## What you are asked to do
Reproduce all of the data word for word.

(Data records)
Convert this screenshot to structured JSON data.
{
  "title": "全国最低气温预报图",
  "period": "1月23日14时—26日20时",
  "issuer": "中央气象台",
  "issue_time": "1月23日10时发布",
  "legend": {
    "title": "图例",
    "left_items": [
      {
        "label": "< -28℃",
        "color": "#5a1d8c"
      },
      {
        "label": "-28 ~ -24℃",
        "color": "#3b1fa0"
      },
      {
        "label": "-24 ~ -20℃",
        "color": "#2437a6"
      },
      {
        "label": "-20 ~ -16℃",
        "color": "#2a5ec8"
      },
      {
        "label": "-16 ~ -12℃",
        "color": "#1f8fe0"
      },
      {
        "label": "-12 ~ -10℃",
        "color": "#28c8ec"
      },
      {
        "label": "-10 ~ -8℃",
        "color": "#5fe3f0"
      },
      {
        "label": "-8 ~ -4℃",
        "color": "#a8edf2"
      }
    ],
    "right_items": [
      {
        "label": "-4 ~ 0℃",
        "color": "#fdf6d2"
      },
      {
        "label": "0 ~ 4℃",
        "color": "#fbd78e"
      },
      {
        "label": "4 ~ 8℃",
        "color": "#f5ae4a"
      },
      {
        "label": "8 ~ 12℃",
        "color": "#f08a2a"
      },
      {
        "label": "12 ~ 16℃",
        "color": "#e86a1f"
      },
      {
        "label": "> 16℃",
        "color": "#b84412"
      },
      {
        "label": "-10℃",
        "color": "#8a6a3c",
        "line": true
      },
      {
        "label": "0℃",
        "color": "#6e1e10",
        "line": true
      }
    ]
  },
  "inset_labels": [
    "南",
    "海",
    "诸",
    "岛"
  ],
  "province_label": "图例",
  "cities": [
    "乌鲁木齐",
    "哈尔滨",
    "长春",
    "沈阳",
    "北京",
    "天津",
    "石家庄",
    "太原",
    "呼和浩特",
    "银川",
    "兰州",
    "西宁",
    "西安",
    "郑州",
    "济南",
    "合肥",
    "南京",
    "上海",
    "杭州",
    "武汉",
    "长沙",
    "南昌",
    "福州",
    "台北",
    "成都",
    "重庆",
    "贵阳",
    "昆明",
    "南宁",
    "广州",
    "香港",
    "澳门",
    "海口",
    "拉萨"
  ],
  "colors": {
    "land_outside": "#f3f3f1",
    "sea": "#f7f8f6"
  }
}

## Task answer
Convert this screenshot to structured JSON data.
{
  "title": "全国最低气温预报图",
  "period": "1月23日14时—26日20时",
  "issuer": "中央气象台",
  "issue_time": "1月23日10时发布",
  "legend": {
    "title": "图例",
    "left_items": [
      {
        "label": "< -28℃",
        "color": "#5a1d8c"
      },
      {
        "label": "-28 ~ -24℃",
        "color": "#3b1fa0"
      },
      {
        "label": "-24 ~ -20℃",
        "color": "#2437a6"
      },
      {
        "label": "-20 ~ -16℃",
        "color": "#2a5ec8"
      },
      {
        "label": "-16 ~ -12℃",
        "color": "#1f8fe0"
      },
      {
        "label": "-12 ~ -10℃",
        "color": "#28c8ec"
      },
      {
        "label": "-10 ~ -8℃",
        "color": "#5fe3f0"
      },
      {
        "label": "-8 ~ -4℃",
        "color": "#a8edf2"
      }
    ],
    "right_items": [
      {
        "label": "-4 ~ 0℃",
        "color": "#fdf6d2"
      },
      {
        "label": "0 ~ 4℃",
        "color": "#fbd78e"
      },
      {
        "label": "4 ~ 8℃",
        "color": "#f5ae4a"
      },
      {
        "label": "8 ~ 12℃",
        "color": "#f08a2a"
      },
      {
        "label": "12 ~ 16℃",
        "color": "#e86a1f"
      },
      {
        "label": "> 16℃",
        "color": "#b84412"
      },
      {
        "label": "-10℃",
        "color": "#8a6a3c",
        "line": true
      },
      {
        "label": "0℃",
        "color": "#6e1e10",
        "line": true
      }
    ]
  },
  "inset_labels": [
    "南",
    "海",
    "诸",
    "岛"
  ],
  "province_label": "图例",
  "cities": [
    "乌鲁木齐",
    "哈尔滨",
    "长春",
    "沈阳",
    "北京",
    "天津",
    "石家庄",
    "太原",
    "呼和浩特",
    "银川",
    "兰州",
    "西宁",
    "西安",
    "郑州",
    "济南",
    "合肥",
    "南京",
    "上海",
    "杭州",
    "武汉",
    "长沙",
    "南昌",
    "福州",
    "台北",
    "成都",
    "重庆",
    "贵阳",
    "昆明",
    "南宁",
    "广州",
    "香港",
    "澳门",
    "海口",
    "拉萨"
  ],
  "colors": {
    "land_outside": "#f3f3f1",
    "sea": "#f7f8f6"
  }
}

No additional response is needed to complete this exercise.